• [TO DO] Return each line that holds the word "offset".

:: RECORDS FOR THIS EXERCISE

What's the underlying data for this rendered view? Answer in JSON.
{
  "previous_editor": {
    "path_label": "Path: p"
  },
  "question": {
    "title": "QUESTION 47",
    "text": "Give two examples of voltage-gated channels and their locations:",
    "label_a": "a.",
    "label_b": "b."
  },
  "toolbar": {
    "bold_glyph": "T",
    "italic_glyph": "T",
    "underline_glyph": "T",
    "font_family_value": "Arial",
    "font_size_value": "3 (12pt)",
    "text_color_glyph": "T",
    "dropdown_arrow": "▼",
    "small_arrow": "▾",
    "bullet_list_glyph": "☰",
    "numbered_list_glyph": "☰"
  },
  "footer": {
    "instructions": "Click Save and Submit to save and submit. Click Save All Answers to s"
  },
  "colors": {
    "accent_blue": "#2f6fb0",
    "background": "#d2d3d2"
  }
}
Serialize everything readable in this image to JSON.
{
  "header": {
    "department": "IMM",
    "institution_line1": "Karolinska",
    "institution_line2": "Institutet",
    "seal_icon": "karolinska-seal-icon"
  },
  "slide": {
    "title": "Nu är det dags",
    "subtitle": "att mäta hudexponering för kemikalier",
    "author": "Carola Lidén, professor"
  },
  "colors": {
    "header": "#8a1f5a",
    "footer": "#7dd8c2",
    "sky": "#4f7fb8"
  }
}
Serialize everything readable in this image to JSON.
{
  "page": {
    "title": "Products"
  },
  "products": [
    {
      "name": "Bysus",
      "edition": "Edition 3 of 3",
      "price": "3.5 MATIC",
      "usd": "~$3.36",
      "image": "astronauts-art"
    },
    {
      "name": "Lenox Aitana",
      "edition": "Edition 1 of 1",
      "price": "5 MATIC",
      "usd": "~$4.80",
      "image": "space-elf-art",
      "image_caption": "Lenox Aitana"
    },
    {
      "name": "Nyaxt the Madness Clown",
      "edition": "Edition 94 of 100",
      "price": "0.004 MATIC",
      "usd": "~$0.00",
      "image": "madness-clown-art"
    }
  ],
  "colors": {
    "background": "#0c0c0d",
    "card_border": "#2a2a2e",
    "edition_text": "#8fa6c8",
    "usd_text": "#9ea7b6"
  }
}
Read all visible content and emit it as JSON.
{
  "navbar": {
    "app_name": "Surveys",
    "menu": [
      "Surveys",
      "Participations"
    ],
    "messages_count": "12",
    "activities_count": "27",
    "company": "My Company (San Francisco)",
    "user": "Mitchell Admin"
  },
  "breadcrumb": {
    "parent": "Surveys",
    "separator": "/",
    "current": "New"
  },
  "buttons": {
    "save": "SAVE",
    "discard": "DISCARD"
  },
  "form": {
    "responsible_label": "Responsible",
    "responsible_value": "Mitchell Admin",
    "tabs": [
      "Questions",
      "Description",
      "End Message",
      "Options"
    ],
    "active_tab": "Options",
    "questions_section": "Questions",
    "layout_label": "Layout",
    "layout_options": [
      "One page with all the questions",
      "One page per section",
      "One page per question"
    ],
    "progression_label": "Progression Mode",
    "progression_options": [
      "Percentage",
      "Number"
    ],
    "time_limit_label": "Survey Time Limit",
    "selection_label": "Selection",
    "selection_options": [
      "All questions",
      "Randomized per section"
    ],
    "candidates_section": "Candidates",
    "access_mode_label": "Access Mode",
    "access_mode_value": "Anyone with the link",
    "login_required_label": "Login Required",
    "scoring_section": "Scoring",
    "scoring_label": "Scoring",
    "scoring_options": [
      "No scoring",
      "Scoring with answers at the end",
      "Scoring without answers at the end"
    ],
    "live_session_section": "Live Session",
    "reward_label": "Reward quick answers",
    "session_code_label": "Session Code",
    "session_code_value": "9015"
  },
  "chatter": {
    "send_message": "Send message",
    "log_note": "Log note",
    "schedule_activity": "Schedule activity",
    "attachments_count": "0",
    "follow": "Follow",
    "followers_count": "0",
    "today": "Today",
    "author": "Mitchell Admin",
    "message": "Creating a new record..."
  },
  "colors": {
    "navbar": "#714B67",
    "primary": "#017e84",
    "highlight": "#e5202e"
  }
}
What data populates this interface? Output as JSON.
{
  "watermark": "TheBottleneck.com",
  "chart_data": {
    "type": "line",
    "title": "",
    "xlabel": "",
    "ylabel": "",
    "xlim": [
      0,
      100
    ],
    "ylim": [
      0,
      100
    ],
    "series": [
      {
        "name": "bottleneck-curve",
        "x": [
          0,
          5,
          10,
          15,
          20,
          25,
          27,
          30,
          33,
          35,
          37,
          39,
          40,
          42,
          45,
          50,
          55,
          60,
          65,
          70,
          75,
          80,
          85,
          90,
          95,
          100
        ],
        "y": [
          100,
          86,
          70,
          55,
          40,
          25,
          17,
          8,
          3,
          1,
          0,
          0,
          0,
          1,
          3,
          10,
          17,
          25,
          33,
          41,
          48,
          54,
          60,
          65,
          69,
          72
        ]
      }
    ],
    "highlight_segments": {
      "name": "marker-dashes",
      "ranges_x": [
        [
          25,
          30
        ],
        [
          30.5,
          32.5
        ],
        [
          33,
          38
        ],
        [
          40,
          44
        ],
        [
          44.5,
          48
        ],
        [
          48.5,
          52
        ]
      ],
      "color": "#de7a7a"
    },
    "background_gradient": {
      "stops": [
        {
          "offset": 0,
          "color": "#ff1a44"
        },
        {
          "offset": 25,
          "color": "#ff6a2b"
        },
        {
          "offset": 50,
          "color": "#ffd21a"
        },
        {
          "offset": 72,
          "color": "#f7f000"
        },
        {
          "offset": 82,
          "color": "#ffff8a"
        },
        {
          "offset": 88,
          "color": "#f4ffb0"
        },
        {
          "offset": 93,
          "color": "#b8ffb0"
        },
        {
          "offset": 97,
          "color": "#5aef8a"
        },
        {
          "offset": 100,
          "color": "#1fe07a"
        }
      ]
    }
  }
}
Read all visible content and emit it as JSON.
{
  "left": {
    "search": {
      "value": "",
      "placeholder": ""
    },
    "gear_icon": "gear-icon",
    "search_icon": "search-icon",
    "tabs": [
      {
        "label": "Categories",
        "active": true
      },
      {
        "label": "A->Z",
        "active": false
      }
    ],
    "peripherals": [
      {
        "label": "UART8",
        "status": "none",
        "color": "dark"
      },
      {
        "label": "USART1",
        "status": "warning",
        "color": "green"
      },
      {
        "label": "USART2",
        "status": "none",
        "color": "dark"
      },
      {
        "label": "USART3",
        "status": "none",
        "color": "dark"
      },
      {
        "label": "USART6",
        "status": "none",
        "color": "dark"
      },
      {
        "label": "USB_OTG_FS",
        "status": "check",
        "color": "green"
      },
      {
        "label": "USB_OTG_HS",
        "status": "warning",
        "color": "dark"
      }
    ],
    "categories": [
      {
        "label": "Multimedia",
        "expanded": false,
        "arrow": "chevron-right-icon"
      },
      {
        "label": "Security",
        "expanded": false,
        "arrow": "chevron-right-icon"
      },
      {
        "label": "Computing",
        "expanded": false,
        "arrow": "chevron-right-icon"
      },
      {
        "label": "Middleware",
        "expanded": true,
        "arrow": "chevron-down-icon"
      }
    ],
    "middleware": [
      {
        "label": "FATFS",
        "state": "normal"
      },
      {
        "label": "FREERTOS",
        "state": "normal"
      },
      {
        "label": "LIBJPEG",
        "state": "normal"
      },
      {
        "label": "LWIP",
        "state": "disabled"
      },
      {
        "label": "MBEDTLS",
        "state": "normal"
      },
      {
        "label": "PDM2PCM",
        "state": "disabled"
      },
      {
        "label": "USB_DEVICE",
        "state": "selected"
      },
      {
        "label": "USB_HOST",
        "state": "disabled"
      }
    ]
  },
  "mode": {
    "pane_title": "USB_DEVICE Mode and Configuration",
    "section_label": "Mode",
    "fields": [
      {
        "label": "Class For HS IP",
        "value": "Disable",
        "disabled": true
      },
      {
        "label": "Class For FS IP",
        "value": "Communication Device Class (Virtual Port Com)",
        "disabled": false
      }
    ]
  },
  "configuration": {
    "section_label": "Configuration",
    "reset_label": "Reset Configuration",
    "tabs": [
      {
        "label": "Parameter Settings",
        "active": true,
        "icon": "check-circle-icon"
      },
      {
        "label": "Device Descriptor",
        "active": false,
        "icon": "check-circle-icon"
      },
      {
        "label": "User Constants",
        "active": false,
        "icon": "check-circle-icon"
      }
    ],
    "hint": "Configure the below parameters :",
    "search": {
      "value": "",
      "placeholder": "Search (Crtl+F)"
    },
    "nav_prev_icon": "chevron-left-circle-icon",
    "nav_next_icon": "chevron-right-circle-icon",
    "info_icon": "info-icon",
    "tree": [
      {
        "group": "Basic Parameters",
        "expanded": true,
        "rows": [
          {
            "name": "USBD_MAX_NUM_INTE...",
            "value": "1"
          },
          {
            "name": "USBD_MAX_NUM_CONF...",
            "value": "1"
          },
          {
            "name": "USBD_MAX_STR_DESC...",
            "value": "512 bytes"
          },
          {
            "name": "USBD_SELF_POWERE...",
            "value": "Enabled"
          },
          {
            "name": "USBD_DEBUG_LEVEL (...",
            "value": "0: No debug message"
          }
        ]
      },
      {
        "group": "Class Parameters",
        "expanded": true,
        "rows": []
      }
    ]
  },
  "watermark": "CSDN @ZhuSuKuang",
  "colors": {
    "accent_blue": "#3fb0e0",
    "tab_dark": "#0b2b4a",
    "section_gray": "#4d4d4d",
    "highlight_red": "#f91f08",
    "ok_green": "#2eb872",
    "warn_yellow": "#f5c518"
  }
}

::::

• [EXPECTED ANSWER]
          "offset": 0,
          "offset": 25,
          "offset": 50,
          "offset": 72,
          "offset": 82,
          "offset": 88,
          "offset": 93,
          "offset": 97,
          "offset": 100,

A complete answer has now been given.